▶ [REQUIREMENT] Within the records, how many lines hold the word "meat"? State that number alone.

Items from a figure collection
***
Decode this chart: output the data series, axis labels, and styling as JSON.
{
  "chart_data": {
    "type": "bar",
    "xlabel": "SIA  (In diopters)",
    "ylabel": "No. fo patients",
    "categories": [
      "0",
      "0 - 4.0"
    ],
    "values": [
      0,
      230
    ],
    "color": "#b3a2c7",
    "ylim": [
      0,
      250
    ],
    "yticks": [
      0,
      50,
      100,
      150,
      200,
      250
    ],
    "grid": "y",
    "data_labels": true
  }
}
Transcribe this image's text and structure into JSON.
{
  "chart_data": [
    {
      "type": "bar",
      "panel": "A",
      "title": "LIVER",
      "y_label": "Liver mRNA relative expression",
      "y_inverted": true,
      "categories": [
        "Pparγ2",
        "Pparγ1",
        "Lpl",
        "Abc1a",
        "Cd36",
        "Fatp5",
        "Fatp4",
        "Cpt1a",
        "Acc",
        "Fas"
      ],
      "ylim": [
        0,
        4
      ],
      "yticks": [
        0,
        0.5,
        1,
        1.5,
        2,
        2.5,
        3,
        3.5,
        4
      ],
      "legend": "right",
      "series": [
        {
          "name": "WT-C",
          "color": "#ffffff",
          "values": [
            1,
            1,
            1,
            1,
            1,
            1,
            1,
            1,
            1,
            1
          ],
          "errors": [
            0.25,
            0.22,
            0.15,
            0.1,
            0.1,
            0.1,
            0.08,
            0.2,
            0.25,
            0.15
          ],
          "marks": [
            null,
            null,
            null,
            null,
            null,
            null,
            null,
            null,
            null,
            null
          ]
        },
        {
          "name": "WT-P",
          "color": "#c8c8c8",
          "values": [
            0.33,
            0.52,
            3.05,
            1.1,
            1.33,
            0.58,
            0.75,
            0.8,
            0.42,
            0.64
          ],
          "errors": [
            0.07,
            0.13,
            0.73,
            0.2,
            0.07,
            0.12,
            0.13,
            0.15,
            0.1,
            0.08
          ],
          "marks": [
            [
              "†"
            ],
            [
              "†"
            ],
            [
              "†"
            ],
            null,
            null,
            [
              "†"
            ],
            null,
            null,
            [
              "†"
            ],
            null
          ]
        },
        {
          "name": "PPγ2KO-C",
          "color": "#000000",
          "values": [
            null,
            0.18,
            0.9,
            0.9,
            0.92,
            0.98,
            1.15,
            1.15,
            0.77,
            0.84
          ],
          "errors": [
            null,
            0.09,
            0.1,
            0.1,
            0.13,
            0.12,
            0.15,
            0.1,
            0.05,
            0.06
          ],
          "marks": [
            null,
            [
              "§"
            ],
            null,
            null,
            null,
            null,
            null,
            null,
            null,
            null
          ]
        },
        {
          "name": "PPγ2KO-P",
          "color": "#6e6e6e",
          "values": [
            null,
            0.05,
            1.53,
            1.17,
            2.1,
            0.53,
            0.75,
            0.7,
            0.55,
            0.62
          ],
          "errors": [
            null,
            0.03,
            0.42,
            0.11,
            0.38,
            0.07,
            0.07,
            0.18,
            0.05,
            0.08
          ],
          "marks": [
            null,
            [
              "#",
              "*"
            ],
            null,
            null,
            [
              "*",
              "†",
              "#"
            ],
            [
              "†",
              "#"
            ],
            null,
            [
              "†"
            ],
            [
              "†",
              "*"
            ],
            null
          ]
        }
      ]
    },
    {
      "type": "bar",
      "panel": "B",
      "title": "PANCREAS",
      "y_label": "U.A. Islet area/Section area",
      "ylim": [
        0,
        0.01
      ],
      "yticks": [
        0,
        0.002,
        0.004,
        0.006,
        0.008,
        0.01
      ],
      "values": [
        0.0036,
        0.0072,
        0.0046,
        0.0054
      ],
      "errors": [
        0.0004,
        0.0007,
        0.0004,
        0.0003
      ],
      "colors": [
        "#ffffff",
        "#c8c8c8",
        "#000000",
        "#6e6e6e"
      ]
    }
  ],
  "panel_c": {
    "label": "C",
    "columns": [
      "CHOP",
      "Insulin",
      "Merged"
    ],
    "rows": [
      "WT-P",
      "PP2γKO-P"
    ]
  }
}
***
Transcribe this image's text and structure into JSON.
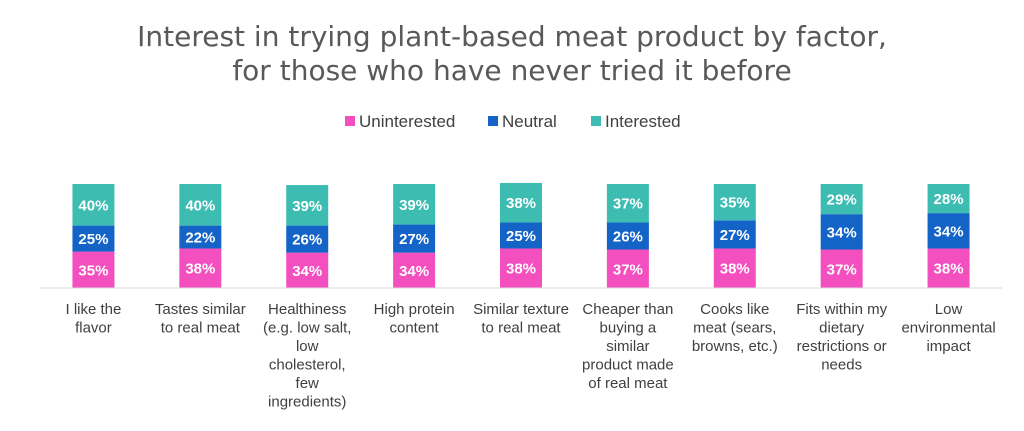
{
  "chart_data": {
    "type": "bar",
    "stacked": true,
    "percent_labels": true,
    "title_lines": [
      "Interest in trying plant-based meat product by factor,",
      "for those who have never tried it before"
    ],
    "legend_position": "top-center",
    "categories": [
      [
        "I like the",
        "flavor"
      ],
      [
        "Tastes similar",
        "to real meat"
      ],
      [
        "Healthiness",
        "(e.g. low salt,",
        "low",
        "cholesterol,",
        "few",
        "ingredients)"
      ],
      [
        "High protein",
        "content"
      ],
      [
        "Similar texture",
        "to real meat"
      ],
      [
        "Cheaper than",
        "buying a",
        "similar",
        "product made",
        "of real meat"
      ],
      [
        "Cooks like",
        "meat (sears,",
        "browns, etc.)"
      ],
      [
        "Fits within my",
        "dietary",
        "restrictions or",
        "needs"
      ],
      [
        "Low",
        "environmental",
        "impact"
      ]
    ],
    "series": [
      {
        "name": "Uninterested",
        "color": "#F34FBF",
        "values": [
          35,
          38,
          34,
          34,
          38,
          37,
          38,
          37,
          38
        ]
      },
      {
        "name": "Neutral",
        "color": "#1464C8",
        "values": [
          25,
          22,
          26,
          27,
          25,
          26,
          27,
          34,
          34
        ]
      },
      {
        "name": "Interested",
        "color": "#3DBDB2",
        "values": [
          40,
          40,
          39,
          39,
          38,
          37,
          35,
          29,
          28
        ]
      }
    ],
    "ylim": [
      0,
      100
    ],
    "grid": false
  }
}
***
▶ [RESULT OF THIS EXERCISE] 5